In his next piece for Digital Health, Kevin Hamer – a freelance digital consultant who has worked with personal health records (PHRs) for the last ten years -, looks at key questions we need to ask to move forward when it comes to PHRs and scaling co-production platforms.
The growing appetite for PHR platforms leaves me, having recently left the NHS, reflecting on where we are with them and the challenges ahead that must be faced if we are to make a success of co-production initiatives.
A coherent experience
The first is how we present a coherent experience for our patients. There are seemingly endless health apps in the smartphone app stores but the number of health apps designed to be integrated with clinical systems is also increasing. There are new market entrants but also other providers with business models not previously built around patient interactions now pivoting their solutions because they see the potential of co-production.
I have spoken to a number of hospitals that find themselves with more than one patient facing solution, sometimes several – an app/solution for patient reported outcome measures (PROMs), another for virtual wards, another for patient initiated follow-up (PIFU), electronic delivery, reminders. And on it goes. Now, put yourself in the shoes of the patient. It isn’t hard to imagine the potential confusion that could arise and in the worst scenarios these could potentially impact patient safety. A modular and integrated approach is absolutely fine but it has to be seamless for the patient. There needs to be a single point of access, NHS login authentication and co-ordination around functionality such as surveys and notifications.

**Extracted information:**
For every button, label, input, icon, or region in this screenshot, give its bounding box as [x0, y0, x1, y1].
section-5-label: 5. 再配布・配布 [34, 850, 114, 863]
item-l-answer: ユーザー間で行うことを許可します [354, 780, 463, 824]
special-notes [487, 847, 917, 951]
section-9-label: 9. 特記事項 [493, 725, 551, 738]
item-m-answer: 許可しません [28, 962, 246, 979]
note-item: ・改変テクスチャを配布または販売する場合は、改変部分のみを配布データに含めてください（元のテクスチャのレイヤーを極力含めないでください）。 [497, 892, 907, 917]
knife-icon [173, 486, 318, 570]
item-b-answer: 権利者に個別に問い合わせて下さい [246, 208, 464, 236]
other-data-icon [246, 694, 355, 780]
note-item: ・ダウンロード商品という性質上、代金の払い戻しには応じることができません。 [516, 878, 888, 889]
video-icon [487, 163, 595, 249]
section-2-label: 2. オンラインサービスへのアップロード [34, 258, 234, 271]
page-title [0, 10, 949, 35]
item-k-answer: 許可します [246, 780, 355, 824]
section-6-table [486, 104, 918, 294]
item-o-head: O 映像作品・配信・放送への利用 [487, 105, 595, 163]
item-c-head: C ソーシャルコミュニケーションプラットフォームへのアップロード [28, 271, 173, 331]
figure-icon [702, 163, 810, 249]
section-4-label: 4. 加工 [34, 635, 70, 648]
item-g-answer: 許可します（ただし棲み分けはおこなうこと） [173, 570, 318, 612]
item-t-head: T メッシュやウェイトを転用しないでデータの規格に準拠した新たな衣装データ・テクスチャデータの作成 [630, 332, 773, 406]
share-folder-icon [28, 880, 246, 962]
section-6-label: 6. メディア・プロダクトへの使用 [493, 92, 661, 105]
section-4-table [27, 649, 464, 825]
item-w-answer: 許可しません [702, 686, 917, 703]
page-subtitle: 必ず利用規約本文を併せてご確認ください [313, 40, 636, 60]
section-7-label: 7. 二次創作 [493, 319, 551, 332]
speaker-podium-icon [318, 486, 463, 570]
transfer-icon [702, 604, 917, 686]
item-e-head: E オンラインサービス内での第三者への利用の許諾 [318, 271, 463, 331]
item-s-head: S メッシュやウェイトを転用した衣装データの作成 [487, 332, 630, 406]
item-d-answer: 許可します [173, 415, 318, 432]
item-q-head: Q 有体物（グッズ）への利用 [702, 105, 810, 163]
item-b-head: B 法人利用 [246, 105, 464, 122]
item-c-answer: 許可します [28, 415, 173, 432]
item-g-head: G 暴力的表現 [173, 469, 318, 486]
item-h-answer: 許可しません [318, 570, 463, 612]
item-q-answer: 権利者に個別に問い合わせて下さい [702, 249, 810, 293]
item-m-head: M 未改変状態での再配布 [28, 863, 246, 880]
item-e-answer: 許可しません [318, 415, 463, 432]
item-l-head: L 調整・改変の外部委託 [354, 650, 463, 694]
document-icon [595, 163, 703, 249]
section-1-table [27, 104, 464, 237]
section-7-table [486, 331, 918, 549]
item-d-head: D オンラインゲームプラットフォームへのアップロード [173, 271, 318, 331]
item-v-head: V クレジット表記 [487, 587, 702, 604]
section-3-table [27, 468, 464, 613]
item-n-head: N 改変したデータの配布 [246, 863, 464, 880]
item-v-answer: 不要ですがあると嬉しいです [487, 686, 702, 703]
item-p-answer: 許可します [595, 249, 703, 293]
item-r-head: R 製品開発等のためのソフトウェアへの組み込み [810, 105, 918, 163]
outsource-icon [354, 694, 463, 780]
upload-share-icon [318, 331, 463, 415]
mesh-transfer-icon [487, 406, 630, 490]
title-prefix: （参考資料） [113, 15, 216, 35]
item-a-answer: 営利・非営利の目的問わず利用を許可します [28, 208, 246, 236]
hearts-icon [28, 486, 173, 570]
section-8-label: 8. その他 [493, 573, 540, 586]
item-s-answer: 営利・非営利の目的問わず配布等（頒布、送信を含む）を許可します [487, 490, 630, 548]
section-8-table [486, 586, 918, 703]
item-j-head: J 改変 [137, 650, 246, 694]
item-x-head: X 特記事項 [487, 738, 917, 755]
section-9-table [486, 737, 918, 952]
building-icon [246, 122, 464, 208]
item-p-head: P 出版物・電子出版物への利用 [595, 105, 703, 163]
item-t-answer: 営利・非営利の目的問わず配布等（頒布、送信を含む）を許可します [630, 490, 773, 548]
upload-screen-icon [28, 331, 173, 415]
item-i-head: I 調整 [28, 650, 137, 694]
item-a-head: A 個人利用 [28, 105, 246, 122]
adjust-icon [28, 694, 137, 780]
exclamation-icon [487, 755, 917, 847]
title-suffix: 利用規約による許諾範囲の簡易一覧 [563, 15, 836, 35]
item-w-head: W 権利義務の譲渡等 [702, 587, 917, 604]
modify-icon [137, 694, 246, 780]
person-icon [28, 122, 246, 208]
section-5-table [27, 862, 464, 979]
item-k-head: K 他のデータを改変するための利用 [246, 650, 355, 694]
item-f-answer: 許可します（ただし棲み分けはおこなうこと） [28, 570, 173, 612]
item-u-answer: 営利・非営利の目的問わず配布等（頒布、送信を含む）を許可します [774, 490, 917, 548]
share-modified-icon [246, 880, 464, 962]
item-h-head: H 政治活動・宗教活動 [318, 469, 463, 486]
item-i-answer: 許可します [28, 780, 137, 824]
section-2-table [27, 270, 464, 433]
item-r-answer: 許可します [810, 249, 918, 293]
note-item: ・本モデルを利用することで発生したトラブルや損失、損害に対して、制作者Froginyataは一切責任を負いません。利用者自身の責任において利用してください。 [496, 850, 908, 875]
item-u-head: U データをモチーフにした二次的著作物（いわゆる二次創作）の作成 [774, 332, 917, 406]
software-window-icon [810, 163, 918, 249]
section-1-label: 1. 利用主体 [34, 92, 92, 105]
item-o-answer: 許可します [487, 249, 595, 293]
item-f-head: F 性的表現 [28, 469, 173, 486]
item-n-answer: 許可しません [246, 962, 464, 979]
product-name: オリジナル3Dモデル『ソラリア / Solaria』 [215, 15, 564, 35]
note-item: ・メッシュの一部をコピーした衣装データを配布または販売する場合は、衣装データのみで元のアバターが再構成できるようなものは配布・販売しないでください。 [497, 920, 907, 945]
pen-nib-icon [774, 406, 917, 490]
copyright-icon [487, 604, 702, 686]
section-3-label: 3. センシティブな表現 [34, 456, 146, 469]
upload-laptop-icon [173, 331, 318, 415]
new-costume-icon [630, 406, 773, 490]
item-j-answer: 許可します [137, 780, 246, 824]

**What to do:**
1. According to the article, for how long has Kevin Hamer worked with personal health records?
2. For each statement, say whether it agrees with the article and quote the words that decide it. (a) Kevin Hamer is currently working in the NHS. (b) Some hospitals have more than one patient-facing solution. (c) The article rejects a modular approach.
The rows have no connection to the article.

**Task-by-task outputs:**
1. He has worked with them for the last ten years.

2.
(a) No: "having recently left the NHS"
(b) Yes: "find themselves with more than one patient facing solution, sometimes several"
(c) No: "A modular and integrated approach is absolutely fine but it has to be seamless for the patient."